● Problem to solve:
Each line of the data that includes the string "level" is to be copied out.

* begin Data *

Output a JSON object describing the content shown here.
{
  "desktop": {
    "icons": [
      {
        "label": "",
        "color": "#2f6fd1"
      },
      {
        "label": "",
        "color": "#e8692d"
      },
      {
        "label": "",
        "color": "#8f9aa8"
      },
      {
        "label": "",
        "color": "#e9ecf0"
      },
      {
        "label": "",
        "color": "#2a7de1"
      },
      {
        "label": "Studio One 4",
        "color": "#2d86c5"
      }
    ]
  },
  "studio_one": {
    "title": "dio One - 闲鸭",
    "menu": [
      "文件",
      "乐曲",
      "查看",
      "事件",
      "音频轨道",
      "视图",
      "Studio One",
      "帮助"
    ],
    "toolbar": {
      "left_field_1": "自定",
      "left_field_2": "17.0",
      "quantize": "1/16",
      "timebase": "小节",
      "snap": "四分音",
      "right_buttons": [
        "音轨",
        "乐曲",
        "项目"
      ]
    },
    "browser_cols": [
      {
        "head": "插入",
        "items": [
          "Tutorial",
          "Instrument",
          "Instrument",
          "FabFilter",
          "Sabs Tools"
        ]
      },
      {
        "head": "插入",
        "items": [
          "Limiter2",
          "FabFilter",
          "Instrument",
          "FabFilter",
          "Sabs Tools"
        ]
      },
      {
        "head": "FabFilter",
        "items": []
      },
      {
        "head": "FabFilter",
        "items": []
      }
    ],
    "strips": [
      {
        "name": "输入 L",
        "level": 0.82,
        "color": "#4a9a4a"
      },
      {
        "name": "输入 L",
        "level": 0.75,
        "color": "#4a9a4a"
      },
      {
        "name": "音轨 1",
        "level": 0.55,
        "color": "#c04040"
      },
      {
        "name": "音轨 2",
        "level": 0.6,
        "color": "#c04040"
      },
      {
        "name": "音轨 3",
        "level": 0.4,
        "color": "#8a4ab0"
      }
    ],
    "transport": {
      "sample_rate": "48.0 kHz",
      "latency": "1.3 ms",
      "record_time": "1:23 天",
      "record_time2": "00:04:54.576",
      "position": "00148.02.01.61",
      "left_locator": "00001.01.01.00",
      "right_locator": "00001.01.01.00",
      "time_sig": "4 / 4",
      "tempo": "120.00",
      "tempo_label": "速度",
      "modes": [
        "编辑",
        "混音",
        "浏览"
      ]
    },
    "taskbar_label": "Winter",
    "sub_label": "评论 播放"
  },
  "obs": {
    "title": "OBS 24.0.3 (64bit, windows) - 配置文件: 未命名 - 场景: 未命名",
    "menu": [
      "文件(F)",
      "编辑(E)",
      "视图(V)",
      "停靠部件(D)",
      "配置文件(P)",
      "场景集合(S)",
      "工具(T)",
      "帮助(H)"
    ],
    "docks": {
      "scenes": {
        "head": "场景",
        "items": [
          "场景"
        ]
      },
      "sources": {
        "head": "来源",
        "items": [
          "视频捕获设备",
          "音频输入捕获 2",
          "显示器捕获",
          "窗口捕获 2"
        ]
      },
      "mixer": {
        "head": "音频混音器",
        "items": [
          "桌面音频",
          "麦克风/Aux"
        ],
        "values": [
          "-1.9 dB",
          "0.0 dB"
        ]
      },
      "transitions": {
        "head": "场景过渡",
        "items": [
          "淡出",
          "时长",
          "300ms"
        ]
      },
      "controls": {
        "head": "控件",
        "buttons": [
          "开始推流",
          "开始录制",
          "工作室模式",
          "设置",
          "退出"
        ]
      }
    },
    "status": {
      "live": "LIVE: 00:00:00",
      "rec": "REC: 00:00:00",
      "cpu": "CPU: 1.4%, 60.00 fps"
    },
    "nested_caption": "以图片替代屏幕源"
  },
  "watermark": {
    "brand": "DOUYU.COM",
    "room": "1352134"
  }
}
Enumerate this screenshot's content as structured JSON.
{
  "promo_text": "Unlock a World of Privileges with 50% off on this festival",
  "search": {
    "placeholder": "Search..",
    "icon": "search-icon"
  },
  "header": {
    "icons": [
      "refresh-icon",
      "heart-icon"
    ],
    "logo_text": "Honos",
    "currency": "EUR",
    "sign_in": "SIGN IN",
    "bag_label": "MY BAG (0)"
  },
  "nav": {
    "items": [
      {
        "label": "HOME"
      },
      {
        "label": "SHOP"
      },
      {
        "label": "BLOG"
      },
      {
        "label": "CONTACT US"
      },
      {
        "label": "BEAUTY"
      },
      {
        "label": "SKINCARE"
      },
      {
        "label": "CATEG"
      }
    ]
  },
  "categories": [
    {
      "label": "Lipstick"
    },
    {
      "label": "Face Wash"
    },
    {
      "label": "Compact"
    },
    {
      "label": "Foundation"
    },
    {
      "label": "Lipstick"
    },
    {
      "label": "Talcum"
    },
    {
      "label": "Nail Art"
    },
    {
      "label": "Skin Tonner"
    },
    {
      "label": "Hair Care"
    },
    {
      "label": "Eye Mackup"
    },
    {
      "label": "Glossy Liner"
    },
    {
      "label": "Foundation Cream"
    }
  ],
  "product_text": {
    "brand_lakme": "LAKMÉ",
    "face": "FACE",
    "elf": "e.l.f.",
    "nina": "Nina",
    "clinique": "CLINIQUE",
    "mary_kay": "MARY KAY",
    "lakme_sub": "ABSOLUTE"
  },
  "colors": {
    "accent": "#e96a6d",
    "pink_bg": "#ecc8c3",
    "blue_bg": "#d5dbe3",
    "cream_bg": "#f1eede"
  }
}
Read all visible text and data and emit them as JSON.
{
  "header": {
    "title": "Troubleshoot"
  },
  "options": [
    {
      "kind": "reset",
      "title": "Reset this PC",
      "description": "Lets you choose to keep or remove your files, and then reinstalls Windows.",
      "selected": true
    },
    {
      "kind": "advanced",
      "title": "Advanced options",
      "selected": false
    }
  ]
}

* end Data *

● Expected answer:
        "level": 0.82,
        "level": 0.75,
        "level": 0.55,
        "level": 0.6,
        "level": 0.4,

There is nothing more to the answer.